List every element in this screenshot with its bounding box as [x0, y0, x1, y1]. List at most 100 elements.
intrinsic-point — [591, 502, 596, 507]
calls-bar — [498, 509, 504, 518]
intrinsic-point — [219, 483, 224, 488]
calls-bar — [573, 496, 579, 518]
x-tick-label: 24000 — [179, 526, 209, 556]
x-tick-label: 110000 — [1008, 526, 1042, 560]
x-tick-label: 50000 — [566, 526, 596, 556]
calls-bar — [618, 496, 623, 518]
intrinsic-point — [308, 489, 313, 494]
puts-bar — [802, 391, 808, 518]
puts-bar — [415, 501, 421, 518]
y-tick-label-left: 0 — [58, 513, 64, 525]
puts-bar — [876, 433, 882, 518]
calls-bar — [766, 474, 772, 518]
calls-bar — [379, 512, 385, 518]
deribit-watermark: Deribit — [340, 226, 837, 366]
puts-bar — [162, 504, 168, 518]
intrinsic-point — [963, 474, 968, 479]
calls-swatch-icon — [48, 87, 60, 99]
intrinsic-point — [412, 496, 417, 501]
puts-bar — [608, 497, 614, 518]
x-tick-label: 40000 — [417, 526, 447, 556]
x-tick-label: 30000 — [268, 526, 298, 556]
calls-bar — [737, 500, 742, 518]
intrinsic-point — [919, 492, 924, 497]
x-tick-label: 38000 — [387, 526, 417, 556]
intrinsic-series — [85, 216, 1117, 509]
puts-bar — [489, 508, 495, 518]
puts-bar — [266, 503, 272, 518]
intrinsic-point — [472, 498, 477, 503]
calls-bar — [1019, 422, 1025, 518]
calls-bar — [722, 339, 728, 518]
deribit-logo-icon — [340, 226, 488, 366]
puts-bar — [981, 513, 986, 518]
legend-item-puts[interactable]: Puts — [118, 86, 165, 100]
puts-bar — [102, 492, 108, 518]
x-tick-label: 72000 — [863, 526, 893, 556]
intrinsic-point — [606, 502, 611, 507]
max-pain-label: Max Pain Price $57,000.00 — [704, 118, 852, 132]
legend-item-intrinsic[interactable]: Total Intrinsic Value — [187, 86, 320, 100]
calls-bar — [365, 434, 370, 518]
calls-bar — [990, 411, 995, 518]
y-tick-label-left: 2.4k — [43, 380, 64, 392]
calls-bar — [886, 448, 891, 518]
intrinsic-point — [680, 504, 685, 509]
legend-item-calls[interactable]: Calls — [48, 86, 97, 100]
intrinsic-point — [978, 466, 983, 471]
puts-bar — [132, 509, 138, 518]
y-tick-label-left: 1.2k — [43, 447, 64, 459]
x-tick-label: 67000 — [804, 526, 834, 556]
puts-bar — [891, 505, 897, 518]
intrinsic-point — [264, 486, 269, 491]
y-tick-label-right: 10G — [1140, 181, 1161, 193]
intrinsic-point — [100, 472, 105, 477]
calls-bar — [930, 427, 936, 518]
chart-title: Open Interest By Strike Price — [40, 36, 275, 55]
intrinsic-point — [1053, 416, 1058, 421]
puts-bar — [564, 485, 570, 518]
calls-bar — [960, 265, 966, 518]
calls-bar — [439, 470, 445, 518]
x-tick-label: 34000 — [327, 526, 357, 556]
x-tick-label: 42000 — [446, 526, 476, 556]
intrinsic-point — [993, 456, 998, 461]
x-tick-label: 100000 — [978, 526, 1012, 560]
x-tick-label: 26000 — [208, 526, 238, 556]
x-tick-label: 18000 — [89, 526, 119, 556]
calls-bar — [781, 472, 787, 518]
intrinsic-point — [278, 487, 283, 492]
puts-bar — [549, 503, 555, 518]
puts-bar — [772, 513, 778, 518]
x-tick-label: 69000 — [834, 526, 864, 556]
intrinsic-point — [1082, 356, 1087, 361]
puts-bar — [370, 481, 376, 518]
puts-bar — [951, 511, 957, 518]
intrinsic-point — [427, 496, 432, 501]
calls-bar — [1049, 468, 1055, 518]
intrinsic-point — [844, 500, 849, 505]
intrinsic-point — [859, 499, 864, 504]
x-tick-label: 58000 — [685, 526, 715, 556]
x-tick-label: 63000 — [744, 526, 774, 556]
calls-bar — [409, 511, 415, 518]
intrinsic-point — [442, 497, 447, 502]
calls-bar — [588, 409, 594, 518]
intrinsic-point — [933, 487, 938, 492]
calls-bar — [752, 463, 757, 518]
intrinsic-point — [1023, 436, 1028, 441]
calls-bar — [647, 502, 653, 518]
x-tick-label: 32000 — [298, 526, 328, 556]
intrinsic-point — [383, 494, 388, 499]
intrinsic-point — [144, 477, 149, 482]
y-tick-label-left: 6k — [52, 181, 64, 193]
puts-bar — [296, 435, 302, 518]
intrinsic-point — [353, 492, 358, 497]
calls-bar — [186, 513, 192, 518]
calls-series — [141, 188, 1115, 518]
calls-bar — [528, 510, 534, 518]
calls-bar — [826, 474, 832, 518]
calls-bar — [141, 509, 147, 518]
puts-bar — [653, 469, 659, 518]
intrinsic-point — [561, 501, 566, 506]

_Task details:_ Copy the lines above word for word, starting at the first line and ending at the line that contains "x-tick-label: 24000 — [179, 526, 209, 556]", with both of those lines included.

_Exercise result:_
List every element in this screenshot with its bounding box as [x0, y0, x1, y1]. List at most 100 elements.
intrinsic-point — [591, 502, 596, 507]
calls-bar — [498, 509, 504, 518]
intrinsic-point — [219, 483, 224, 488]
calls-bar — [573, 496, 579, 518]
x-tick-label: 24000 — [179, 526, 209, 556]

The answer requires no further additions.